- [TASK DESCRIPTION]:
Restate the records below word for word, and omit the images they hold.

Items from a data source
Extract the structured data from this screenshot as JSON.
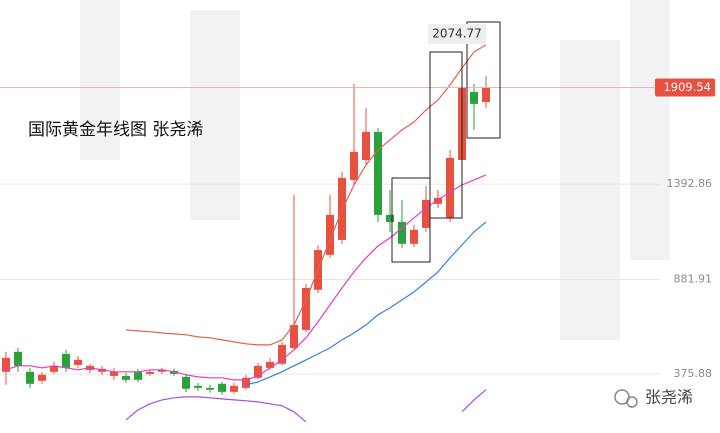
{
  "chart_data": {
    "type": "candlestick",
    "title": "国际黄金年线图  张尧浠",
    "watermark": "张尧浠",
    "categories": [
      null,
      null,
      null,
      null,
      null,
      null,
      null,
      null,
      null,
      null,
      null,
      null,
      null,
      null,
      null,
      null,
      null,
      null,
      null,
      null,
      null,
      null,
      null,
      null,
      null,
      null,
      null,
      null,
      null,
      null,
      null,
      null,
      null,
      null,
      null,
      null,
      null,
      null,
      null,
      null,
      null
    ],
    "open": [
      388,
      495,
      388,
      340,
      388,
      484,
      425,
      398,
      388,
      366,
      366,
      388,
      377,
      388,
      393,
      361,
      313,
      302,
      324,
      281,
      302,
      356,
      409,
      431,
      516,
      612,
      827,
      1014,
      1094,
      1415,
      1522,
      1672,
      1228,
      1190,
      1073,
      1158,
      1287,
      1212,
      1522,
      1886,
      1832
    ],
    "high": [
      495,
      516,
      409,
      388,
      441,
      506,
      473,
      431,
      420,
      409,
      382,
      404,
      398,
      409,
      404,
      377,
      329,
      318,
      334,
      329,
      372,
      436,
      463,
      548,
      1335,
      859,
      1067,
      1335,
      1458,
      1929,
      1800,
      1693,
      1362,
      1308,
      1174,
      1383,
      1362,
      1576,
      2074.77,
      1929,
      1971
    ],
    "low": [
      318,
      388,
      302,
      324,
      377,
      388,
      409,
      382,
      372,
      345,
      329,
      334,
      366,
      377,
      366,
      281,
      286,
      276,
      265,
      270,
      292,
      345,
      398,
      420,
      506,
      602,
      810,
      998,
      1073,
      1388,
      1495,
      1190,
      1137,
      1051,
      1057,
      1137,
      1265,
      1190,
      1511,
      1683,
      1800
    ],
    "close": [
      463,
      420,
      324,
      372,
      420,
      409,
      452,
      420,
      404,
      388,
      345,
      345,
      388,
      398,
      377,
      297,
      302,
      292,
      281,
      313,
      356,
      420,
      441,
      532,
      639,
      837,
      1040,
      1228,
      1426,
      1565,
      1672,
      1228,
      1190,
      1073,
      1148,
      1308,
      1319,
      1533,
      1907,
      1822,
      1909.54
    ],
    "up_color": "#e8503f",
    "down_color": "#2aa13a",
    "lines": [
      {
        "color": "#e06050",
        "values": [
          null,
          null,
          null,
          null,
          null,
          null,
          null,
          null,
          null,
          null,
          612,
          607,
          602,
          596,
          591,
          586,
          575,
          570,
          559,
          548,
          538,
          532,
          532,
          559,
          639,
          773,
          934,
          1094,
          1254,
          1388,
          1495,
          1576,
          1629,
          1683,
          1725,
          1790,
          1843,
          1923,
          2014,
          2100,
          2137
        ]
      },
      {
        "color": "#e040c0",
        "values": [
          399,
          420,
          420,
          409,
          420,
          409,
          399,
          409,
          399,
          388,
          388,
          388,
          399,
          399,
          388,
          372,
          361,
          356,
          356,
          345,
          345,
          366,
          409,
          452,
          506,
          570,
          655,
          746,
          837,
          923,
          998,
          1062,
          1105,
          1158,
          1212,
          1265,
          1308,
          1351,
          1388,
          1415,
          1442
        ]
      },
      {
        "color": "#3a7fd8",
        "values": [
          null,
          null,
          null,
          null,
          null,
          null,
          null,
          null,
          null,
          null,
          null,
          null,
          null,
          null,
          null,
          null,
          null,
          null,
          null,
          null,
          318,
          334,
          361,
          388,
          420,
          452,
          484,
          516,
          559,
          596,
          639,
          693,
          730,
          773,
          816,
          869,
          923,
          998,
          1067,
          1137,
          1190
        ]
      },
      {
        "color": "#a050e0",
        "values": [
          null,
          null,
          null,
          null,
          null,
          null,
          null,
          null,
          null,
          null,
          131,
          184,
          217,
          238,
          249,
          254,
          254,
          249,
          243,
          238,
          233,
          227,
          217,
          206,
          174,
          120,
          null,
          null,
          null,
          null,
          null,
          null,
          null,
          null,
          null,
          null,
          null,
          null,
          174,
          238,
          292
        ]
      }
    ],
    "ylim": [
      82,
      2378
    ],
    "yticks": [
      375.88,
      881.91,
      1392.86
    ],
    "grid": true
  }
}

- [RESULT FOR THIS TASK]:
Extract the structured data from this screenshot as JSON.
{
  "chart_data": {
    "type": "candlestick",
    "title": "国际黄金年线图  张尧浠",
    "watermark": "张尧浠",
    "categories": [
      null,
      null,
      null,
      null,
      null,
      null,
      null,
      null,
      null,
      null,
      null,
      null,
      null,
      null,
      null,
      null,
      null,
      null,
      null,
      null,
      null,
      null,
      null,
      null,
      null,
      null,
      null,
      null,
      null,
      null,
      null,
      null,
      null,
      null,
      null,
      null,
      null,
      null,
      null,
      null,
      null
    ],
    "open": [
      388,
      495,
      388,
      340,
      388,
      484,
      425,
      398,
      388,
      366,
      366,
      388,
      377,
      388,
      393,
      361,
      313,
      302,
      324,
      281,
      302,
      356,
      409,
      431,
      516,
      612,
      827,
      1014,
      1094,
      1415,
      1522,
      1672,
      1228,
      1190,
      1073,
      1158,
      1287,
      1212,
      1522,
      1886,
      1832
    ],
    "high": [
      495,
      516,
      409,
      388,
      441,
      506,
      473,
      431,
      420,
      409,
      382,
      404,
      398,
      409,
      404,
      377,
      329,
      318,
      334,
      329,
      372,
      436,
      463,
      548,
      1335,
      859,
      1067,
      1335,
      1458,
      1929,
      1800,
      1693,
      1362,
      1308,
      1174,
      1383,
      1362,
      1576,
      2074.77,
      1929,
      1971
    ],
    "low": [
      318,
      388,
      302,
      324,
      377,
      388,
      409,
      382,
      372,
      345,
      329,
      334,
      366,
      377,
      366,
      281,
      286,
      276,
      265,
      270,
      292,
      345,
      398,
      420,
      506,
      602,
      810,
      998,
      1073,
      1388,
      1495,
      1190,
      1137,
      1051,
      1057,
      1137,
      1265,
      1190,
      1511,
      1683,
      1800
    ],
    "close": [
      463,
      420,
      324,
      372,
      420,
      409,
      452,
      420,
      404,
      388,
      345,
      345,
      388,
      398,
      377,
      297,
      302,
      292,
      281,
      313,
      356,
      420,
      441,
      532,
      639,
      837,
      1040,
      1228,
      1426,
      1565,
      1672,
      1228,
      1190,
      1073,
      1148,
      1308,
      1319,
      1533,
      1907,
      1822,
      1909.54
    ],
    "up_color": "#e8503f",
    "down_color": "#2aa13a",
    "lines": [
      {
        "color": "#e06050",
        "values": [
          null,
          null,
          null,
          null,
          null,
          null,
          null,
          null,
          null,
          null,
          612,
          607,
          602,
          596,
          591,
          586,
          575,
          570,
          559,
          548,
          538,
          532,
          532,
          559,
          639,
          773,
          934,
          1094,
          1254,
          1388,
          1495,
          1576,
          1629,
          1683,
          1725,
          1790,
          1843,
          1923,
          2014,
          2100,
          2137
        ]
      },
      {
        "color": "#e040c0",
        "values": [
          399,
          420,
          420,
          409,
          420,
          409,
          399,
          409,
          399,
          388,
          388,
          388,
          399,
          399,
          388,
          372,
          361,
          356,
          356,
          345,
          345,
          366,
          409,
          452,
          506,
          570,
          655,
          746,
          837,
          923,
          998,
          1062,
          1105,
          1158,
          1212,
          1265,
          1308,
          1351,
          1388,
          1415,
          1442
        ]
      },
      {
        "color": "#3a7fd8",
        "values": [
          null,
          null,
          null,
          null,
          null,
          null,
          null,
          null,
          null,
          null,
          null,
          null,
          null,
          null,
          null,
          null,
          null,
          null,
          null,
          null,
          318,
          334,
          361,
          388,
          420,
          452,
          484,
          516,
          559,
          596,
          639,
          693,
          730,
          773,
          816,
          869,
          923,
          998,
          1067,
          1137,
          1190
        ]
      },
      {
        "color": "#a050e0",
        "values": [
          null,
          null,
          null,
          null,
          null,
          null,
          null,
          null,
          null,
          null,
          131,
          184,
          217,
          238,
          249,
          254,
          254,
          249,
          243,
          238,
          233,
          227,
          217,
          206,
          174,
          120,
          null,
          null,
          null,
          null,
          null,
          null,
          null,
          null,
          null,
          null,
          null,
          null,
          174,
          238,
          292
        ]
      }
    ],
    "ylim": [
      82,
      2378
    ],
    "yticks": [
      375.88,
      881.91,
      1392.86
    ],
    "grid": true
  }
}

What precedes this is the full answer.